Set task
Do not copy the pictures; transcribe all other material exactly.

- - -

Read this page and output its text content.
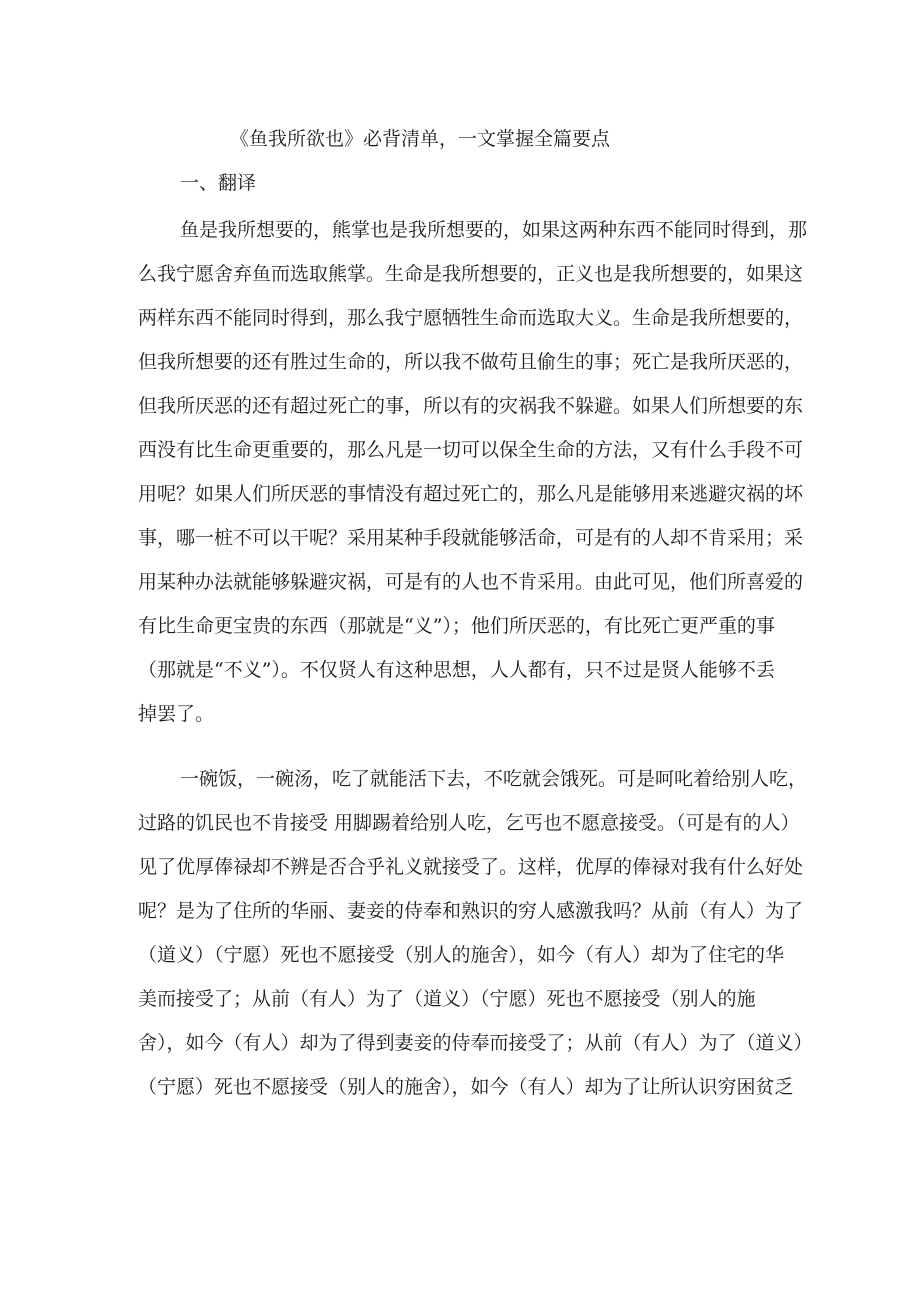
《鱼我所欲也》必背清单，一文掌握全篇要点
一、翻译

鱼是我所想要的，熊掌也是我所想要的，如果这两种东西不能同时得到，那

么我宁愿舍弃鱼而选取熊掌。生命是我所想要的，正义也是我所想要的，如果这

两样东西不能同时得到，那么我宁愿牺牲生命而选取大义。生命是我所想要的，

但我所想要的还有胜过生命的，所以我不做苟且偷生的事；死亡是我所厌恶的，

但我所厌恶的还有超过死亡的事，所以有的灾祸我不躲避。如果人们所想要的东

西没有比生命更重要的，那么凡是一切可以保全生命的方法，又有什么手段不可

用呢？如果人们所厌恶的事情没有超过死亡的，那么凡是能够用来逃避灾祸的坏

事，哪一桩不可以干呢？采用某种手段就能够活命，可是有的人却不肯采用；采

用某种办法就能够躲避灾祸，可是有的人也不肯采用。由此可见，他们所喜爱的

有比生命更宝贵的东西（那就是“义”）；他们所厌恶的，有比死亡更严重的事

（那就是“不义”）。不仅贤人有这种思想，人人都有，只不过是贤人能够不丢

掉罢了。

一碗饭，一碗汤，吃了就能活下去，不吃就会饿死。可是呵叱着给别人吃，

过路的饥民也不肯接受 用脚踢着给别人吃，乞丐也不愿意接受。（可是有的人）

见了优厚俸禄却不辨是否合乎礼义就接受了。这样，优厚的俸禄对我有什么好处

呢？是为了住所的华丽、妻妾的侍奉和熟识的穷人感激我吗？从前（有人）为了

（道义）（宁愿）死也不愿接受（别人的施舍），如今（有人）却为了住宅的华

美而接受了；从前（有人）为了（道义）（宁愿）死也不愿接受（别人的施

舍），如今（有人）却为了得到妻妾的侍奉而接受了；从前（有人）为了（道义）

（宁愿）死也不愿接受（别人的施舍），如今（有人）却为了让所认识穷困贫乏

- - -

Solution for this task
Read this page and output its text content.
《鱼我所欲也》必背清单，一文掌握全篇要点
一、翻译

鱼是我所想要的，熊掌也是我所想要的，如果这两种东西不能同时得到，那

么我宁愿舍弃鱼而选取熊掌。生命是我所想要的，正义也是我所想要的，如果这

两样东西不能同时得到，那么我宁愿牺牲生命而选取大义。生命是我所想要的，

但我所想要的还有胜过生命的，所以我不做苟且偷生的事；死亡是我所厌恶的，

但我所厌恶的还有超过死亡的事，所以有的灾祸我不躲避。如果人们所想要的东

西没有比生命更重要的，那么凡是一切可以保全生命的方法，又有什么手段不可

用呢？如果人们所厌恶的事情没有超过死亡的，那么凡是能够用来逃避灾祸的坏

事，哪一桩不可以干呢？采用某种手段就能够活命，可是有的人却不肯采用；采

用某种办法就能够躲避灾祸，可是有的人也不肯采用。由此可见，他们所喜爱的

有比生命更宝贵的东西（那就是“义”）；他们所厌恶的，有比死亡更严重的事

（那就是“不义”）。不仅贤人有这种思想，人人都有，只不过是贤人能够不丢

掉罢了。

一碗饭，一碗汤，吃了就能活下去，不吃就会饿死。可是呵叱着给别人吃，

过路的饥民也不肯接受 用脚踢着给别人吃，乞丐也不愿意接受。（可是有的人）

见了优厚俸禄却不辨是否合乎礼义就接受了。这样，优厚的俸禄对我有什么好处

呢？是为了住所的华丽、妻妾的侍奉和熟识的穷人感激我吗？从前（有人）为了

（道义）（宁愿）死也不愿接受（别人的施舍），如今（有人）却为了住宅的华

美而接受了；从前（有人）为了（道义）（宁愿）死也不愿接受（别人的施

舍），如今（有人）却为了得到妻妾的侍奉而接受了；从前（有人）为了（道义）

（宁愿）死也不愿接受（别人的施舍），如今（有人）却为了让所认识穷困贫乏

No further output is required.